**TASK TO COMPLETE**: Each entry needs to be restated exactly as written.

**INFORMATION SHOWN**:

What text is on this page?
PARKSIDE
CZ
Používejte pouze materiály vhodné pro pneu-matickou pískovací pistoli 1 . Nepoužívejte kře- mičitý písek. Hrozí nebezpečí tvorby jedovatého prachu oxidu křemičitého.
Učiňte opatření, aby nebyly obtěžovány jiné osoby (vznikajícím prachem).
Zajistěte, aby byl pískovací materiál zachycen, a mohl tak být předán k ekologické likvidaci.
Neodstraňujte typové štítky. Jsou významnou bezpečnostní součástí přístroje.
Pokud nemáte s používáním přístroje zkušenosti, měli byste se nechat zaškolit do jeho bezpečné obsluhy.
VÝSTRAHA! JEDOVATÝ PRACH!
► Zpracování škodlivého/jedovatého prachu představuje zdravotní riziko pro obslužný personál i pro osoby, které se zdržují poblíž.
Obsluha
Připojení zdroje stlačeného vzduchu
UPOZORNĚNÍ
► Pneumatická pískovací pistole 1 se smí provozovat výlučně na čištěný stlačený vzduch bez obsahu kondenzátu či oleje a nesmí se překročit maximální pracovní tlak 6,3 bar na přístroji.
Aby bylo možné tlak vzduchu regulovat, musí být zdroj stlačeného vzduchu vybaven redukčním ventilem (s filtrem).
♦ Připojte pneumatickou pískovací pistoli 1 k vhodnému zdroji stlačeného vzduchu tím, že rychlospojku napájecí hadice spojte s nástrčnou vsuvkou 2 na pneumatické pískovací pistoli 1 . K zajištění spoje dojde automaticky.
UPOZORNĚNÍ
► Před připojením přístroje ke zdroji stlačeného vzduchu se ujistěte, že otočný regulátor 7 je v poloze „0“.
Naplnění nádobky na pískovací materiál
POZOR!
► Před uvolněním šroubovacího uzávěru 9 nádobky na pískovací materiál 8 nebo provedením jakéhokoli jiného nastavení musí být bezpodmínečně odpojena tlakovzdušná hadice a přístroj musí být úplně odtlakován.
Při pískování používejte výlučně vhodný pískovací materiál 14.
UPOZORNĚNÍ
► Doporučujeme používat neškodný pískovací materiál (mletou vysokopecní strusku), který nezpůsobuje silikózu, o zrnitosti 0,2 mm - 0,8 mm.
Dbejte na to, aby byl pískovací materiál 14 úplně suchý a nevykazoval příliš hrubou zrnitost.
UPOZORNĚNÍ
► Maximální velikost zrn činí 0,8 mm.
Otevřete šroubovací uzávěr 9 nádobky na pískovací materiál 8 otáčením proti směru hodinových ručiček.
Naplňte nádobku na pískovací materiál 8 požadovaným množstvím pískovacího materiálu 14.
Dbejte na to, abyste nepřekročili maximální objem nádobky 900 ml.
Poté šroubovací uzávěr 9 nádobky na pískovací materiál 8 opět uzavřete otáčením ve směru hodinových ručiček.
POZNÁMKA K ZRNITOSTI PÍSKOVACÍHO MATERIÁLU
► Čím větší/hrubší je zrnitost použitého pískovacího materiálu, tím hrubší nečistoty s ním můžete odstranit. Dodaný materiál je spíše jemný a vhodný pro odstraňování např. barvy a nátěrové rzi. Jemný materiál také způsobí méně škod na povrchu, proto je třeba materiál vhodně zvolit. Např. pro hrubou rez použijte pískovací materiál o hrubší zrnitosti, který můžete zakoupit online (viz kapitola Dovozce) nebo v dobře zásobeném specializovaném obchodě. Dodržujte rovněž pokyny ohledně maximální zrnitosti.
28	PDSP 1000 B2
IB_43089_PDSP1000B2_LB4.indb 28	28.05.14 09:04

**RIGHT ANSWER**:
What text is on this page?
PARKSIDE
CZ
Používejte pouze materiály vhodné pro pneu-matickou pískovací pistoli 1 . Nepoužívejte kře- mičitý písek. Hrozí nebezpečí tvorby jedovatého prachu oxidu křemičitého.
Učiňte opatření, aby nebyly obtěžovány jiné osoby (vznikajícím prachem).
Zajistěte, aby byl pískovací materiál zachycen, a mohl tak být předán k ekologické likvidaci.
Neodstraňujte typové štítky. Jsou významnou bezpečnostní součástí přístroje.
Pokud nemáte s používáním přístroje zkušenosti, měli byste se nechat zaškolit do jeho bezpečné obsluhy.
VÝSTRAHA! JEDOVATÝ PRACH!
► Zpracování škodlivého/jedovatého prachu představuje zdravotní riziko pro obslužný personál i pro osoby, které se zdržují poblíž.
Obsluha
Připojení zdroje stlačeného vzduchu
UPOZORNĚNÍ
► Pneumatická pískovací pistole 1 se smí provozovat výlučně na čištěný stlačený vzduch bez obsahu kondenzátu či oleje a nesmí se překročit maximální pracovní tlak 6,3 bar na přístroji.
Aby bylo možné tlak vzduchu regulovat, musí být zdroj stlačeného vzduchu vybaven redukčním ventilem (s filtrem).
♦ Připojte pneumatickou pískovací pistoli 1 k vhodnému zdroji stlačeného vzduchu tím, že rychlospojku napájecí hadice spojte s nástrčnou vsuvkou 2 na pneumatické pískovací pistoli 1 . K zajištění spoje dojde automaticky.
UPOZORNĚNÍ
► Před připojením přístroje ke zdroji stlačeného vzduchu se ujistěte, že otočný regulátor 7 je v poloze „0“.
Naplnění nádobky na pískovací materiál
POZOR!
► Před uvolněním šroubovacího uzávěru 9 nádobky na pískovací materiál 8 nebo provedením jakéhokoli jiného nastavení musí být bezpodmínečně odpojena tlakovzdušná hadice a přístroj musí být úplně odtlakován.
Při pískování používejte výlučně vhodný pískovací materiál 14.
UPOZORNĚNÍ
► Doporučujeme používat neškodný pískovací materiál (mletou vysokopecní strusku), který nezpůsobuje silikózu, o zrnitosti 0,2 mm - 0,8 mm.
Dbejte na to, aby byl pískovací materiál 14 úplně suchý a nevykazoval příliš hrubou zrnitost.
UPOZORNĚNÍ
► Maximální velikost zrn činí 0,8 mm.
Otevřete šroubovací uzávěr 9 nádobky na pískovací materiál 8 otáčením proti směru hodinových ručiček.
Naplňte nádobku na pískovací materiál 8 požadovaným množstvím pískovacího materiálu 14.
Dbejte na to, abyste nepřekročili maximální objem nádobky 900 ml.
Poté šroubovací uzávěr 9 nádobky na pískovací materiál 8 opět uzavřete otáčením ve směru hodinových ručiček.
POZNÁMKA K ZRNITOSTI PÍSKOVACÍHO MATERIÁLU
► Čím větší/hrubší je zrnitost použitého pískovacího materiálu, tím hrubší nečistoty s ním můžete odstranit. Dodaný materiál je spíše jemný a vhodný pro odstraňování např. barvy a nátěrové rzi. Jemný materiál také způsobí méně škod na povrchu, proto je třeba materiál vhodně zvolit. Např. pro hrubou rez použijte pískovací materiál o hrubší zrnitosti, který můžete zakoupit online (viz kapitola Dovozce) nebo v dobře zásobeném specializovaném obchodě. Dodržujte rovněž pokyny ohledně maximální zrnitosti.
28	PDSP 1000 B2
IB_43089_PDSP1000B2_LB4.indb 28	28.05.14 09:04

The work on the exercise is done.